--- INSTRUCTION 1 ---
Could you turn the entries, from their first line through the line containing "page-title: Seasonal Forecast", inclusive, into a Markdown table with columns Row and Line, leaving out blank lines?

The Bangko Sentral ng Pilipinas (BSP) aims to shift to an enhanced macroeconomic forecasting model by next year that will help in the formulation of monetary policy, officials said on Monday.
The BSP will adopt the Policy Analysis Model for the Philippines (PAMPh) for determining the path of monetary policy, which was made in partnership with the International Monetary Fund’s Institute for Capacity Development and the Japan International Cooperation Agency.
“The shift to conditional forecasts as a key input to monetary policy formulation is in line with best practices in inflation targeting central banks. Specifically, by representing the key economic gaps in the Philippine economy, the PAMPh allows a systematic, internally consistent, and economically coherent analysis of current and future economic conditions that will guide monetary policy formulation in the BSP,” BSP Department of Economic Research (DER) Economic and Financial Forecasting Group Deputy Director Dennis M. Bautista said at a briefing on Monday.
“Conditional forecasts will take the BSP in communicating current decisions and more importantly, the probable path of policy decisions helping to anchor inflation expectations,” he added.
The BSP will be shifting from its current multi-equation model (MEM) and single equation model (SEM).
The PAMPh generates a suggested policy path that Monetary Board members may use when making policy decisions. The previous models only forecast the inflation rate over a decided time frame based on a fixed policy rate.
“I think the key limitation is that the multi-equation model assumes a constant interest rate over the policy horizon,” BSP DER Director Dennis D. Lapid said. “So, this current model (PAMPh) ensures that when we give out a path for future inflation, it will have a corresponding path for not just GDP (gross domestic product), but also the policy interest rate along with it.”
The BSP will not disclose the policy paths forecasted by the PAMPh, and they will be for internal use for now, he added.
Mr. Bautista said the PAMPh uses 290 equations, while the MEM uses 24. The PAMPh also considers more sectors to see inflation drivers and other economic imbalances.

--- INSTRUCTION 2 ---
Can you continue the article on the central bank's new forecasting model from its last sentence?

--- TASK INPUTS ---

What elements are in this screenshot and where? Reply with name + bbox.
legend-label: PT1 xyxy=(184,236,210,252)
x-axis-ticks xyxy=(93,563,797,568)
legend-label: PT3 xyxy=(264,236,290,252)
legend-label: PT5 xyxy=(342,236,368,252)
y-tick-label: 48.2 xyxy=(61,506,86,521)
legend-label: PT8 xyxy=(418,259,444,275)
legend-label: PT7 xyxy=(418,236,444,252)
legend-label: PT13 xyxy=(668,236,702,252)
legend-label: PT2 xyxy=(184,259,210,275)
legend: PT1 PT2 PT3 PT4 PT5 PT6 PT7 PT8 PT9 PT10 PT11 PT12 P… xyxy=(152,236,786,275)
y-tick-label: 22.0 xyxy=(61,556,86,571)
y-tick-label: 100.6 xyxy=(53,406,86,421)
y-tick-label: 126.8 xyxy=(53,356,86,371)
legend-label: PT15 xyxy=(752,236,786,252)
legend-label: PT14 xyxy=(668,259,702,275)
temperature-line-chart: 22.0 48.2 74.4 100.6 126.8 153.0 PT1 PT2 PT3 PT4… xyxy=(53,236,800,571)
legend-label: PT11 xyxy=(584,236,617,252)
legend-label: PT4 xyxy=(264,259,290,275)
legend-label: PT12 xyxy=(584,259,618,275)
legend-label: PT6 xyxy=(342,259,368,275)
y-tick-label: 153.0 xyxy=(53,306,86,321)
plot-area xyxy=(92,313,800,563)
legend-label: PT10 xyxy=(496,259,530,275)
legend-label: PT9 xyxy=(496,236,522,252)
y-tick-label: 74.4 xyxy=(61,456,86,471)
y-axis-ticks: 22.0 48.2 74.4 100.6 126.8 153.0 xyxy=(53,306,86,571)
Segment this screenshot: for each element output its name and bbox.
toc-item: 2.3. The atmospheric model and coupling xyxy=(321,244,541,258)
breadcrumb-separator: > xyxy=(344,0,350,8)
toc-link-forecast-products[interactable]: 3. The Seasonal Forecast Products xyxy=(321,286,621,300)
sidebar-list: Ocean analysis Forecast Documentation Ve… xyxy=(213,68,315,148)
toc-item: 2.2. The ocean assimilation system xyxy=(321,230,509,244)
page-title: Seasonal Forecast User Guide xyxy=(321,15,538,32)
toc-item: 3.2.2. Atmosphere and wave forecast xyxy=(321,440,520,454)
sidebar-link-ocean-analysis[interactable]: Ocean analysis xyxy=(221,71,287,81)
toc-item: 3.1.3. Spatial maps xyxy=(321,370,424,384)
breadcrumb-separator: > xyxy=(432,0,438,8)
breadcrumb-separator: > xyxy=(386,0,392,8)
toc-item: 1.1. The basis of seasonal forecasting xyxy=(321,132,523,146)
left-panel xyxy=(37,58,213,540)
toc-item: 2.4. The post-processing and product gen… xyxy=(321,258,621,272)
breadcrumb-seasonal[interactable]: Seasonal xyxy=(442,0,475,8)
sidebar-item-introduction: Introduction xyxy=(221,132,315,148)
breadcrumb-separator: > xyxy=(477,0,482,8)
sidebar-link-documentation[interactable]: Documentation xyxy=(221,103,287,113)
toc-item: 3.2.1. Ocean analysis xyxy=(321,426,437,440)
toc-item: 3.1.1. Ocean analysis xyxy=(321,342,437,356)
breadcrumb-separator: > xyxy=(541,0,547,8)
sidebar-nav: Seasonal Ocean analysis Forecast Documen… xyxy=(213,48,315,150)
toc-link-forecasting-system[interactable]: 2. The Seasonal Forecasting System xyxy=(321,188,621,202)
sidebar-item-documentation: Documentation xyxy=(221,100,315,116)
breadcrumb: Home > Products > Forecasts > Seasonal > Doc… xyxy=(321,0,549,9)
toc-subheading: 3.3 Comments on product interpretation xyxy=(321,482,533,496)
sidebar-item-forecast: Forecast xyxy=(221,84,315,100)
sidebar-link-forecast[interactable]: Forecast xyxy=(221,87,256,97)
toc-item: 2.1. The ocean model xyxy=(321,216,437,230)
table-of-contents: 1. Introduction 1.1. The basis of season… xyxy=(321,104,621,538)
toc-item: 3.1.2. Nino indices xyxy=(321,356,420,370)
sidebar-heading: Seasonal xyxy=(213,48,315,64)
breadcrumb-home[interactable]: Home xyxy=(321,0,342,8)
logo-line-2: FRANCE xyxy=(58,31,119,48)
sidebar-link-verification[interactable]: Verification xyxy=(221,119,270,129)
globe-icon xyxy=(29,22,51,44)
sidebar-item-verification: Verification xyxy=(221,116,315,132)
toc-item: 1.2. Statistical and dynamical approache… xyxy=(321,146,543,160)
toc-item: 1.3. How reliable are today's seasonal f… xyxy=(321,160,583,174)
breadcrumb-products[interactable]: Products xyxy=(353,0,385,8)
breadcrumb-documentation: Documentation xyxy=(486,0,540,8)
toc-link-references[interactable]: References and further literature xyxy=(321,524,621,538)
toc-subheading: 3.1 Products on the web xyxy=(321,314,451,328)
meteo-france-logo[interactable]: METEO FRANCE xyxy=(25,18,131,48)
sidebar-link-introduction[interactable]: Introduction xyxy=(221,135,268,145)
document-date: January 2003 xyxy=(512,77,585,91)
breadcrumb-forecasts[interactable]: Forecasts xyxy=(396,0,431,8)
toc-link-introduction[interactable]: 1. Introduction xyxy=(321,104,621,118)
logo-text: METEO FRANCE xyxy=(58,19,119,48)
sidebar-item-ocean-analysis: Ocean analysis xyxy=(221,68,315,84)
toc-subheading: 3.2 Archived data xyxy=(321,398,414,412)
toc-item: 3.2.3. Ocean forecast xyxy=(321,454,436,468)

--- EXPECTED OUTPUT 1 ---
| Row | Line |
|---|---|
| 1 | What elements are in this screenshot and where? Reply with name + bbox. |
| 2 | legend-label: PT1 xyxy=(184,236,210,252) |
| 3 | x-axis-ticks xyxy=(93,563,797,568) |
| 4 | legend-label: PT3 xyxy=(264,236,290,252) |
| 5 | legend-label: PT5 xyxy=(342,236,368,252) |
| 6 | y-tick-label: 48.2 xyxy=(61,506,86,521) |
| 7 | legend-label: PT8 xyxy=(418,259,444,275) |
| 8 | legend-label: PT7 xyxy=(418,236,444,252) |
| 9 | legend-label: PT13 xyxy=(668,236,702,252) |
| 10 | legend-label: PT2 xyxy=(184,259,210,275) |
| 11 | legend: PT1 PT2 PT3 PT4 PT5 PT6 PT7 PT8 PT9 PT10 PT11 PT12 P… xyxy=(152,236,786,275) |
| 12 | y-tick-label: 22.0 xyxy=(61,556,86,571) |
| 13 | y-tick-label: 100.6 xyxy=(53,406,86,421) |
| 14 | y-tick-label: 126.8 xyxy=(53,356,86,371) |
| 15 | legend-label: PT15 xyxy=(752,236,786,252) |
| 16 | legend-label: PT14 xyxy=(668,259,702,275) |
| 17 | temperature-line-chart: 22.0 48.2 74.4 100.6 126.8 153.0 PT1 PT2 PT3 PT4… xyxy=(53,236,800,571) |
| 18 | legend-label: PT11 xyxy=(584,236,617,252) |
| 19 | legend-label: PT4 xyxy=(264,259,290,275) |
| 20 | legend-label: PT12 xyxy=(584,259,618,275) |
| 21 | legend-label: PT6 xyxy=(342,259,368,275) |
| 22 | y-tick-label: 153.0 xyxy=(53,306,86,321) |
| 23 | plot-area xyxy=(92,313,800,563) |
| 24 | legend-label: PT10 xyxy=(496,259,530,275) |
| 25 | legend-label: PT9 xyxy=(496,236,522,252) |
| 26 | y-tick-label: 74.4 xyxy=(61,456,86,471) |
| 27 | y-axis-ticks: 22.0 48.2 74.4 100.6 126.8 153.0 xyxy=(53,306,86,571) |
| 28 | Segment this screenshot: for each element output its name and bbox. |
| 29 | toc-item: 2.3. The atmospheric model and coupling xyxy=(321,244,541,258) |
| 30 | breadcrumb-separator: > xyxy=(344,0,350,8) |
| 31 | toc-link-forecast-products[interactable]: 3. The Seasonal Forecast Products xyxy=(321,286,621,300) |
| 32 | sidebar-list: Ocean analysis Forecast Documentation Ve… xyxy=(213,68,315,148) |
| 33 | toc-item: 2.2. The ocean assimilation system xyxy=(321,230,509,244) |
| 34 | page-title: Seasonal Forecast User Guide xyxy=(321,15,538,32) |

--- EXPECTED OUTPUT 2 ---
“The MEM has very good forecasting and performance but when you compare the two, the PAMPh considers more details of the economy. So, it can be used to address more, plus gives more explicit input on the monetary policy stance. It’s producing an entire path of the policy rate,” BSP Deputy Governor Francisco G. Dakila, Jr. said.
Mr. Bautista said the BSP will not be abandoning the old model but will use it along with the PAMPh.
“The MEM will then be one of the so-called satellite models. The PAMPh is quarterly because many of the variables are available only quarterly. But you need more detailed information on the development of inflation on a higher frequency basis, so that means you need a lot of so-called satellite or complementary models. The MEM will be one of them because it produces forecasts of inflation in the near term,” Mr. Dakila added.
University of the Philippines Los Baños Economics Senior Lecturer Enrico P. Villanueva said in a social media message that the main difference between the old and the new models could be better inflation forecasts.
“The past few months or year, their forecasted range of inflation, although a bit wide in range, normally captured the actual inflation figure,” he said.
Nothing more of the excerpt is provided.